• [Brief] Scan the lines below for the word "CollectionDate". Copy each line you find it in.

• [Records from a collection of figures]
- - - - - - -
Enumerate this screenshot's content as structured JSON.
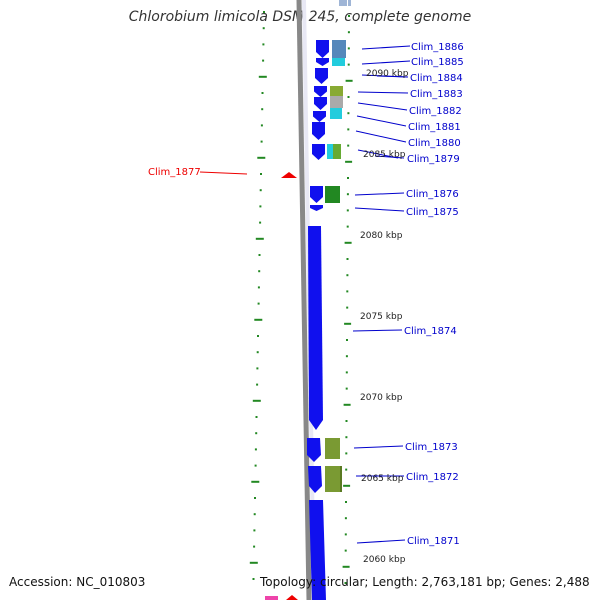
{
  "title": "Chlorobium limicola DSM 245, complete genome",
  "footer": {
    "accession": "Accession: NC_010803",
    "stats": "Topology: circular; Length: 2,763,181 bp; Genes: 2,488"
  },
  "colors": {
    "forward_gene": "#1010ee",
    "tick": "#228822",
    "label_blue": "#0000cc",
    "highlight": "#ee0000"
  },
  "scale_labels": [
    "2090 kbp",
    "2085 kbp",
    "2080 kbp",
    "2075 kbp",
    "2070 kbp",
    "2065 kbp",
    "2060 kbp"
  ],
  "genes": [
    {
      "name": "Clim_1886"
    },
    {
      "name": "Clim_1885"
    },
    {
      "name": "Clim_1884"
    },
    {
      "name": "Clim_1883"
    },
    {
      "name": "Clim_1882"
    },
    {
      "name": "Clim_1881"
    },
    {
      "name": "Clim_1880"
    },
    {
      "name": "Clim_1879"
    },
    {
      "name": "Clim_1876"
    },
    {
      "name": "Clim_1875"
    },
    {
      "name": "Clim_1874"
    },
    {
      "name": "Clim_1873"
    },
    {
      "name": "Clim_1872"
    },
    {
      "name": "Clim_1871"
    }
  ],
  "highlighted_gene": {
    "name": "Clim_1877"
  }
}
- - - - - - -
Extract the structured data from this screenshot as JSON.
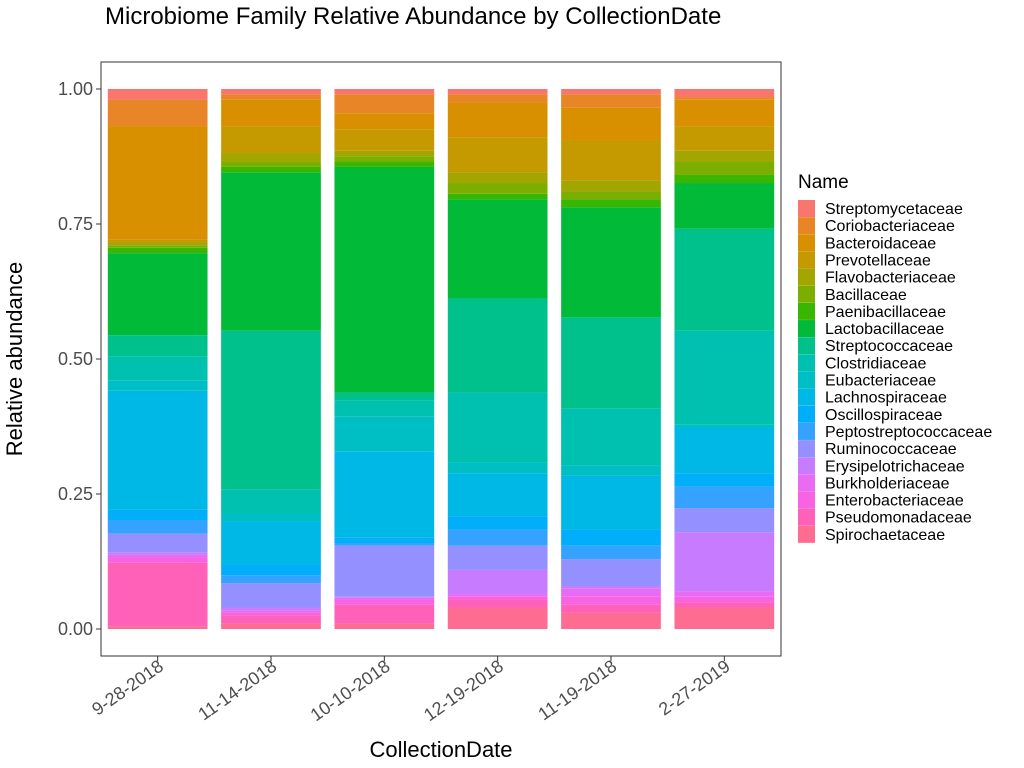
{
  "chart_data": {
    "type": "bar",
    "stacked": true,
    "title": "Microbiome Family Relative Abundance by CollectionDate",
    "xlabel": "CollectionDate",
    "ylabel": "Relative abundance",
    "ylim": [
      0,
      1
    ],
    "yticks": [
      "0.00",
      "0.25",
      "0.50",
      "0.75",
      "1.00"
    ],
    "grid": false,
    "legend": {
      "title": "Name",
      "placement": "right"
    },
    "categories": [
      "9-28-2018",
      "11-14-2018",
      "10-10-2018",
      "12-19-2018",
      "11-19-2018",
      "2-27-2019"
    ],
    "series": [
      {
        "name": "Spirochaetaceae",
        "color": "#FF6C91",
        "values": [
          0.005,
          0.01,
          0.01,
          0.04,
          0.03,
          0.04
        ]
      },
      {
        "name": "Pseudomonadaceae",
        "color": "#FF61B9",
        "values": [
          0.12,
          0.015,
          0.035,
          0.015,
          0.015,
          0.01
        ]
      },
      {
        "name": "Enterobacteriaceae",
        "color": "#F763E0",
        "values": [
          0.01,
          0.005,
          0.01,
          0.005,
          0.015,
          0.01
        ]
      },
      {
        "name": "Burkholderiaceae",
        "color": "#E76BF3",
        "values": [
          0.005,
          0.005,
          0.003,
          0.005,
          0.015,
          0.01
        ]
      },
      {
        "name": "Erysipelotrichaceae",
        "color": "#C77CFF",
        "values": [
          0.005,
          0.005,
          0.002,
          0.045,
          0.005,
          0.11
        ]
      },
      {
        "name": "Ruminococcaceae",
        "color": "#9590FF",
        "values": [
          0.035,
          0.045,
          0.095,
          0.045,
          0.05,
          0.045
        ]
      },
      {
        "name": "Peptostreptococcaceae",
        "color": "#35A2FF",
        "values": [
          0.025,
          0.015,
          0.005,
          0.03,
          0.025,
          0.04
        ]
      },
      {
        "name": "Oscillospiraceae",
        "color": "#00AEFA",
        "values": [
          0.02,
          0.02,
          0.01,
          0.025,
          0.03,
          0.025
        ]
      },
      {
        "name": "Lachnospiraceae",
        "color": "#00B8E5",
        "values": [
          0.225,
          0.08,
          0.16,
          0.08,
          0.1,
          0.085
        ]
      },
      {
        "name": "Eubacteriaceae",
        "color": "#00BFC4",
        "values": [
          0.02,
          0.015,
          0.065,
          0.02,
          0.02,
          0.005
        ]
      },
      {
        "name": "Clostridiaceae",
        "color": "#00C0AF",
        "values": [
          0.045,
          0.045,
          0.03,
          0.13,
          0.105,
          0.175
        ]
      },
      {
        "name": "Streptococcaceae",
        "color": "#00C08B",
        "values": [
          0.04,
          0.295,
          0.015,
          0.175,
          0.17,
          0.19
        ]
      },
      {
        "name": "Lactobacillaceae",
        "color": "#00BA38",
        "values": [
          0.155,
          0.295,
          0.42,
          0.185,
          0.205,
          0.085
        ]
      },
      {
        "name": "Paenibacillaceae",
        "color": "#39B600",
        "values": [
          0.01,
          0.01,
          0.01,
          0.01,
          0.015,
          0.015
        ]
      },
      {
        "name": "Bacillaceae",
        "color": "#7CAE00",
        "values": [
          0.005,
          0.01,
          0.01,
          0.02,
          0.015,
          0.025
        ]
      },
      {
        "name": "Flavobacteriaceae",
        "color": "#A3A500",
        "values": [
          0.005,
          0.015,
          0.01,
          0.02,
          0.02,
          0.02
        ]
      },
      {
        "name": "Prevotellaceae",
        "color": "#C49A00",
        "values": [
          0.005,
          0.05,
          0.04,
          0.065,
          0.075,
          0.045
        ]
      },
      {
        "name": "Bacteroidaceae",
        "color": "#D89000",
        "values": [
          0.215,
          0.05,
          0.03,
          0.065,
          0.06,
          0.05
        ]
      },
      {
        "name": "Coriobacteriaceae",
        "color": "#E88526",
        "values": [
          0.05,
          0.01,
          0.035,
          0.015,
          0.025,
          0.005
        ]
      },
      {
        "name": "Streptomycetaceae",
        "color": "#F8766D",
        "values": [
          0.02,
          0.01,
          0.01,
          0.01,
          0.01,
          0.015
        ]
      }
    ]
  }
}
- - - - - - -
• [Task answer]
    "title": "Microbiome Family Relative Abundance by CollectionDate",
    "xlabel": "CollectionDate",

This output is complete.